=== Work to be completed ===
Reply with only the number of lines that contain the string "would".

══ Dataset rows

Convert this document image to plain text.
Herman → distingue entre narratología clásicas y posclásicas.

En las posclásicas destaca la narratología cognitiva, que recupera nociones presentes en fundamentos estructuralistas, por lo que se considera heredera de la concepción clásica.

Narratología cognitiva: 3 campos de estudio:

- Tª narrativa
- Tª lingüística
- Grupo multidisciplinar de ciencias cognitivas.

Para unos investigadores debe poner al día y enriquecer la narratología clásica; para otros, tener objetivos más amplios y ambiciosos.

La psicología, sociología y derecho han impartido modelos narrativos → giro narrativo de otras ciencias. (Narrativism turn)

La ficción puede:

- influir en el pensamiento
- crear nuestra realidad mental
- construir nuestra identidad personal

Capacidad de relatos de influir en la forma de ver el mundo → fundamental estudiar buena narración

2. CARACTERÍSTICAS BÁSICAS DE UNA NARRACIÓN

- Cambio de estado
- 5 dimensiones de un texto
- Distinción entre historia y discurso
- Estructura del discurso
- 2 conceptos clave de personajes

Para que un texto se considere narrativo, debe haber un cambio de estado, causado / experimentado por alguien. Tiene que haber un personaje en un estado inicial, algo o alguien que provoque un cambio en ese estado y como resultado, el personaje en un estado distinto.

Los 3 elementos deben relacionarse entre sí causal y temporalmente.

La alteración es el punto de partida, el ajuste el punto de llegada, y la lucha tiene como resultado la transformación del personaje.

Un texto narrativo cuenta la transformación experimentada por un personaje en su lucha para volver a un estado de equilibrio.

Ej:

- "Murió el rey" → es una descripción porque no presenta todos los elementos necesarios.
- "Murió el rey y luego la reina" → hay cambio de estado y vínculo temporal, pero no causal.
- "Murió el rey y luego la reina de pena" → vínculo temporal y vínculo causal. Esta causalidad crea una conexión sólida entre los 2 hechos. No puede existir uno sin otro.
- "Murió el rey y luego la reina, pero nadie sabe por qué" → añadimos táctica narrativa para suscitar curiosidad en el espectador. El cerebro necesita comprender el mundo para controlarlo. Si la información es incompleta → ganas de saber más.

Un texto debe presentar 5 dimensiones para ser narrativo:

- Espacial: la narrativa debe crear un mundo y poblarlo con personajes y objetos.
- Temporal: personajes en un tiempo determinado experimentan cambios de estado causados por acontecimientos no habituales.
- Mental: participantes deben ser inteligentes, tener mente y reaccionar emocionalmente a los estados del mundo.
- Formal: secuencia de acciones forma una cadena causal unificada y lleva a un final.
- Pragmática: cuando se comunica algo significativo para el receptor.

════
══ Dataset rows

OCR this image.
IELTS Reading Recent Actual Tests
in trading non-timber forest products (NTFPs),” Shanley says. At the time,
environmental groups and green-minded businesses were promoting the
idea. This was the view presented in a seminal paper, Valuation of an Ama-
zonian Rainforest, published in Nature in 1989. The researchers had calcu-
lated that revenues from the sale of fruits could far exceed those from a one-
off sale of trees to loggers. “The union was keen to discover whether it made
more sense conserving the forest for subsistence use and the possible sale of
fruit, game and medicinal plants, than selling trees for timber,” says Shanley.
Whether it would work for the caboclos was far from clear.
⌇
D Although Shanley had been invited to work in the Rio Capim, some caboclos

════
══ Dataset rows

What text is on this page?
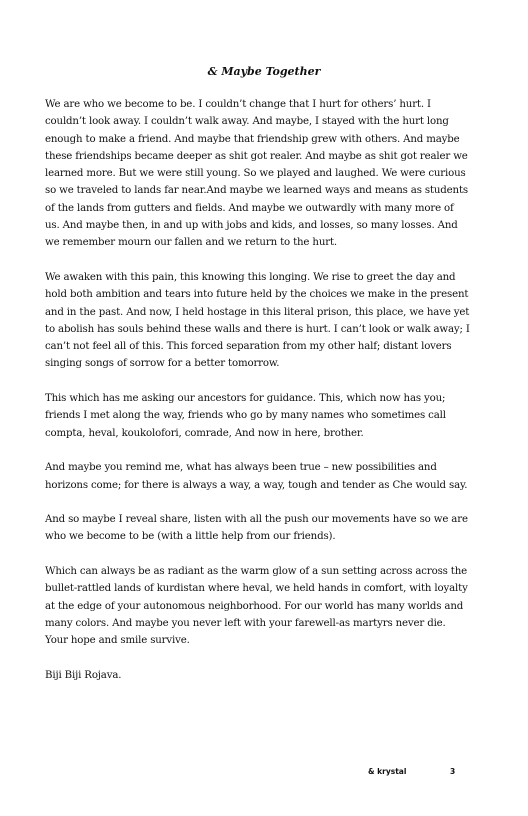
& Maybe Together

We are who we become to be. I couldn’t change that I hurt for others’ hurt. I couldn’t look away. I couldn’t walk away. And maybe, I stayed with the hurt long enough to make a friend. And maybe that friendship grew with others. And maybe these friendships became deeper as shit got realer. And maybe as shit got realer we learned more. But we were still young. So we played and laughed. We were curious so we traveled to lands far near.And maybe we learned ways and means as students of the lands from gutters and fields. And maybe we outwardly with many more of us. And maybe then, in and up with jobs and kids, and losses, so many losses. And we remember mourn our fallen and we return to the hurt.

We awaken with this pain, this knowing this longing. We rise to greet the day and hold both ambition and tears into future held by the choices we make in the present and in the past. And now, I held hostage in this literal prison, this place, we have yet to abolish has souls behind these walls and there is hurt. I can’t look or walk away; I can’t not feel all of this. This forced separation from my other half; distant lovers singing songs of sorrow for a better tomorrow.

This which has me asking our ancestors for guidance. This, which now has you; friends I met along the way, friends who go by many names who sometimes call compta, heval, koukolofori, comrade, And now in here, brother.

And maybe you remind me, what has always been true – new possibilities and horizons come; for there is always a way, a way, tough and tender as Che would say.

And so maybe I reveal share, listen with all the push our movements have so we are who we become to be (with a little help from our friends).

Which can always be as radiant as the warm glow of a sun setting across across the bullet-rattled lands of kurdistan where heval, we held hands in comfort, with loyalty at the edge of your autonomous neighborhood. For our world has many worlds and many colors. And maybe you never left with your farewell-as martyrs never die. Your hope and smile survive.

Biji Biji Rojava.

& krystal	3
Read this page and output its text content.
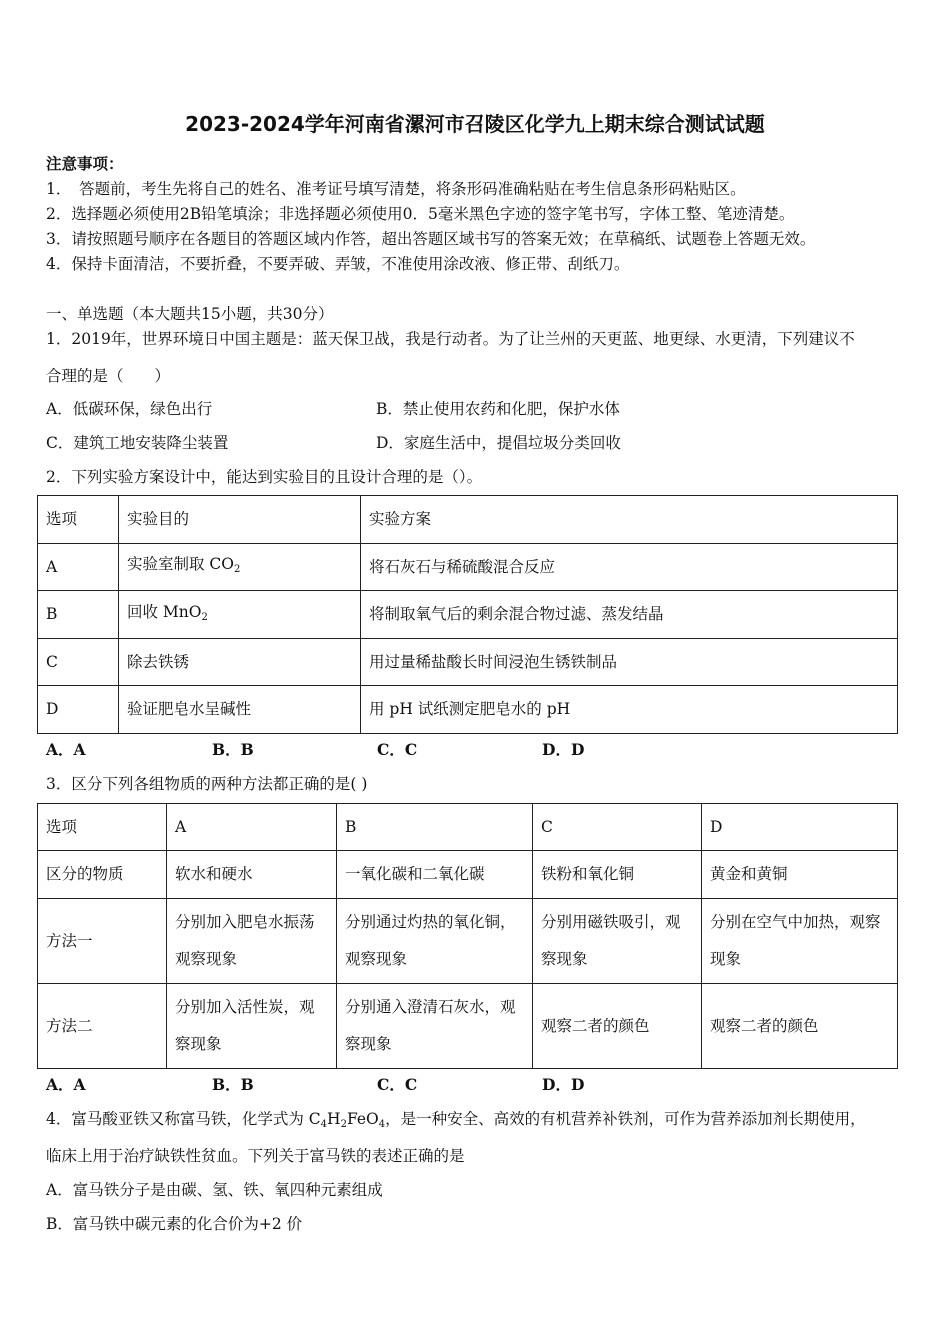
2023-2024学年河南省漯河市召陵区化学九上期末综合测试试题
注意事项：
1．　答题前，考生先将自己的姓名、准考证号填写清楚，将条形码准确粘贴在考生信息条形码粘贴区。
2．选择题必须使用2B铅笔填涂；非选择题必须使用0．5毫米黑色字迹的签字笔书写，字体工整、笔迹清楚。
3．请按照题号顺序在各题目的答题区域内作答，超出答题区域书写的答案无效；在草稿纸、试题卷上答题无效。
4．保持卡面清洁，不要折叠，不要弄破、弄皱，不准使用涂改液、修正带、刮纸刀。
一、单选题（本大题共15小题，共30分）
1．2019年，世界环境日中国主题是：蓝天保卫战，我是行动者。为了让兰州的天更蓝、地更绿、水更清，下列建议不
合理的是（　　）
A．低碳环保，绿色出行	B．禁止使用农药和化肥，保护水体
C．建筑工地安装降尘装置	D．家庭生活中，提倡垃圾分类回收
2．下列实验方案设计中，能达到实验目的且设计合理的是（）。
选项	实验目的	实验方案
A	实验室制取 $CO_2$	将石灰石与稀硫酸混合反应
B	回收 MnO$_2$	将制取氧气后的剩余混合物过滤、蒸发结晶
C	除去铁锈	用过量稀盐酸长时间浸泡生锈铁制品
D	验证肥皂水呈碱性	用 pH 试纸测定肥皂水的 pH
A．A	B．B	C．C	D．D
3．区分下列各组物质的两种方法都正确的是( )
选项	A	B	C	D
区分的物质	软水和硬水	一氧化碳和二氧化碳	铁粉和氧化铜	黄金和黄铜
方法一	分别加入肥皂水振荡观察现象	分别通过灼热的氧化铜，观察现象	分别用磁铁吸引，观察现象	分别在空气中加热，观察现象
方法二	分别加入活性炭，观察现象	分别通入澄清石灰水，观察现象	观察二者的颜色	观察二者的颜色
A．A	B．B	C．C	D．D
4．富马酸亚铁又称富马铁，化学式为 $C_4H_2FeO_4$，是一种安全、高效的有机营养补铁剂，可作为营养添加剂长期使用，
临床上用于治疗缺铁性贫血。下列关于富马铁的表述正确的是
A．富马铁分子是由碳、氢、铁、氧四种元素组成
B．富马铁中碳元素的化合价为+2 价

════

=== Answer to this problem ===
2